**Exercise directions**
Output the material below in its entirety, exactly as given.

**Data shown**

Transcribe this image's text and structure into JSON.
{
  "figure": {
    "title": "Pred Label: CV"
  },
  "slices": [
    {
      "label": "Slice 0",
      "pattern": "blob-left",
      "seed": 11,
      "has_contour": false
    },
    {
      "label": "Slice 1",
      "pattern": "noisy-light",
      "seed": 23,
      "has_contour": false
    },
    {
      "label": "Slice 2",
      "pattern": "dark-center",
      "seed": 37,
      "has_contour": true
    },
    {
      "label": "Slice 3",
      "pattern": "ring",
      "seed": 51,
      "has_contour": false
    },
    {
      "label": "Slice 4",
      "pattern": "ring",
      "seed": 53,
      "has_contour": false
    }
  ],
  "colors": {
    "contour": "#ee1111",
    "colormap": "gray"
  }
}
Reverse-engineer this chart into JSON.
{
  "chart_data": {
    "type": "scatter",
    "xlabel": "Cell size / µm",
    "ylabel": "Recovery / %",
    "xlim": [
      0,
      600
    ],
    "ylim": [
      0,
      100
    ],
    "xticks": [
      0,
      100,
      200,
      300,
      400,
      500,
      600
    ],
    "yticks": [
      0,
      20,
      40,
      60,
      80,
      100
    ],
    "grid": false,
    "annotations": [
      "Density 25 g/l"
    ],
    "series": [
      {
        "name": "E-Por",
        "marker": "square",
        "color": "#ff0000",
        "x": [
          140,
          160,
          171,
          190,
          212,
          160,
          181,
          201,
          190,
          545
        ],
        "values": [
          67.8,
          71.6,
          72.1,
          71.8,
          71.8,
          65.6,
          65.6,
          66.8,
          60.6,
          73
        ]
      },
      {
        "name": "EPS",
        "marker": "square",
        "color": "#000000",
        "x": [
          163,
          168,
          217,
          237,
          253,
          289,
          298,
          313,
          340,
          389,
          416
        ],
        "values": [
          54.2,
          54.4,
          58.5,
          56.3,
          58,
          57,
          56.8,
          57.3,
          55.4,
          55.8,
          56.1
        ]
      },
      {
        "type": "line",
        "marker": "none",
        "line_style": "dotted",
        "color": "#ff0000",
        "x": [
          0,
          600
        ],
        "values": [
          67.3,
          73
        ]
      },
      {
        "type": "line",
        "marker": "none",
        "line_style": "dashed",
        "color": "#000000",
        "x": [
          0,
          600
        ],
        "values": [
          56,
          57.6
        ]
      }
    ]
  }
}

**Task solution**
Transcribe this image's text and structure into JSON.
{
  "figure": {
    "title": "Pred Label: CV"
  },
  "slices": [
    {
      "label": "Slice 0",
      "pattern": "blob-left",
      "seed": 11,
      "has_contour": false
    },
    {
      "label": "Slice 1",
      "pattern": "noisy-light",
      "seed": 23,
      "has_contour": false
    },
    {
      "label": "Slice 2",
      "pattern": "dark-center",
      "seed": 37,
      "has_contour": true
    },
    {
      "label": "Slice 3",
      "pattern": "ring",
      "seed": 51,
      "has_contour": false
    },
    {
      "label": "Slice 4",
      "pattern": "ring",
      "seed": 53,
      "has_contour": false
    }
  ],
  "colors": {
    "contour": "#ee1111",
    "colormap": "gray"
  }
}
Reverse-engineer this chart into JSON.
{
  "chart_data": {
    "type": "scatter",
    "xlabel": "Cell size / µm",
    "ylabel": "Recovery / %",
    "xlim": [
      0,
      600
    ],
    "ylim": [
      0,
      100
    ],
    "xticks": [
      0,
      100,
      200,
      300,
      400,
      500,
      600
    ],
    "yticks": [
      0,
      20,
      40,
      60,
      80,
      100
    ],
    "grid": false,
    "annotations": [
      "Density 25 g/l"
    ],
    "series": [
      {
        "name": "E-Por",
        "marker": "square",
        "color": "#ff0000",
        "x": [
          140,
          160,
          171,
          190,
          212,
          160,
          181,
          201,
          190,
          545
        ],
        "values": [
          67.8,
          71.6,
          72.1,
          71.8,
          71.8,
          65.6,
          65.6,
          66.8,
          60.6,
          73
        ]
      },
      {
        "name": "EPS",
        "marker": "square",
        "color": "#000000",
        "x": [
          163,
          168,
          217,
          237,
          253,
          289,
          298,
          313,
          340,
          389,
          416
        ],
        "values": [
          54.2,
          54.4,
          58.5,
          56.3,
          58,
          57,
          56.8,
          57.3,
          55.4,
          55.8,
          56.1
        ]
      },
      {
        "type": "line",
        "marker": "none",
        "line_style": "dotted",
        "color": "#ff0000",
        "x": [
          0,
          600
        ],
        "values": [
          67.3,
          73
        ]
      },
      {
        "type": "line",
        "marker": "none",
        "line_style": "dashed",
        "color": "#000000",
        "x": [
          0,
          600
        ],
        "values": [
          56,
          57.6
        ]
      }
    ]
  }
}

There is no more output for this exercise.